● **ENTRIES**:

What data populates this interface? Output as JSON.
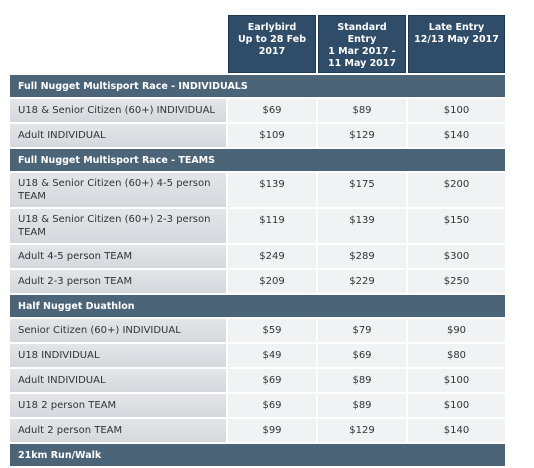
{
  "header": {
    "columns": [
      [
        "Earlybird",
        "Up to 28 Feb 2017"
      ],
      [
        "Standard Entry",
        "1 Mar 2017 - 11 May 2017"
      ],
      [
        "Late Entry",
        "12/13 May 2017"
      ]
    ]
  },
  "sections": [
    {
      "title": "Full Nugget Multisport Race - INDIVIDUALS",
      "rows": [
        [
          "U18 & Senior Citizen (60+) INDIVIDUAL",
          "$69",
          "$89",
          "$100"
        ],
        [
          "Adult INDIVIDUAL",
          "$109",
          "$129",
          "$140"
        ]
      ]
    },
    {
      "title": "Full Nugget Multisport Race - TEAMS",
      "rows": [
        [
          "U18 & Senior Citizen (60+) 4-5 person TEAM",
          "$139",
          "$175",
          "$200"
        ],
        [
          "U18 & Senior Citizen (60+) 2-3 person TEAM",
          "$119",
          "$139",
          "$150"
        ],
        [
          "Adult 4-5 person TEAM",
          "$249",
          "$289",
          "$300"
        ],
        [
          "Adult 2-3 person TEAM",
          "$209",
          "$229",
          "$250"
        ]
      ]
    },
    {
      "title": "Half Nugget Duathlon",
      "rows": [
        [
          "Senior Citizen (60+) INDIVIDUAL",
          "$59",
          "$79",
          "$90"
        ],
        [
          "U18 INDIVIDUAL",
          "$49",
          "$69",
          "$80"
        ],
        [
          "Adult INDIVIDUAL",
          "$69",
          "$89",
          "$100"
        ],
        [
          "U18 2 person TEAM",
          "$69",
          "$89",
          "$100"
        ],
        [
          "Adult 2 person TEAM",
          "$99",
          "$129",
          "$140"
        ]
      ]
    },
    {
      "title": "21km Run/Walk",
      "rows": []
    }
  ]
}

● **PROBLEM DETAILS**: Exactly reproduce the entries above, minus the pictures.

● **SOLUTION TO THE PROBLEM**:
What data populates this interface? Output as JSON.
{
  "header": {
    "columns": [
      [
        "Earlybird",
        "Up to 28 Feb 2017"
      ],
      [
        "Standard Entry",
        "1 Mar 2017 - 11 May 2017"
      ],
      [
        "Late Entry",
        "12/13 May 2017"
      ]
    ]
  },
  "sections": [
    {
      "title": "Full Nugget Multisport Race - INDIVIDUALS",
      "rows": [
        [
          "U18 & Senior Citizen (60+) INDIVIDUAL",
          "$69",
          "$89",
          "$100"
        ],
        [
          "Adult INDIVIDUAL",
          "$109",
          "$129",
          "$140"
        ]
      ]
    },
    {
      "title": "Full Nugget Multisport Race - TEAMS",
      "rows": [
        [
          "U18 & Senior Citizen (60+) 4-5 person TEAM",
          "$139",
          "$175",
          "$200"
        ],
        [
          "U18 & Senior Citizen (60+) 2-3 person TEAM",
          "$119",
          "$139",
          "$150"
        ],
        [
          "Adult 4-5 person TEAM",
          "$249",
          "$289",
          "$300"
        ],
        [
          "Adult 2-3 person TEAM",
          "$209",
          "$229",
          "$250"
        ]
      ]
    },
    {
      "title": "Half Nugget Duathlon",
      "rows": [
        [
          "Senior Citizen (60+) INDIVIDUAL",
          "$59",
          "$79",
          "$90"
        ],
        [
          "U18 INDIVIDUAL",
          "$49",
          "$69",
          "$80"
        ],
        [
          "Adult INDIVIDUAL",
          "$69",
          "$89",
          "$100"
        ],
        [
          "U18 2 person TEAM",
          "$69",
          "$89",
          "$100"
        ],
        [
          "Adult 2 person TEAM",
          "$99",
          "$129",
          "$140"
        ]
      ]
    },
    {
      "title": "21km Run/Walk",
      "rows": []
    }
  ]
}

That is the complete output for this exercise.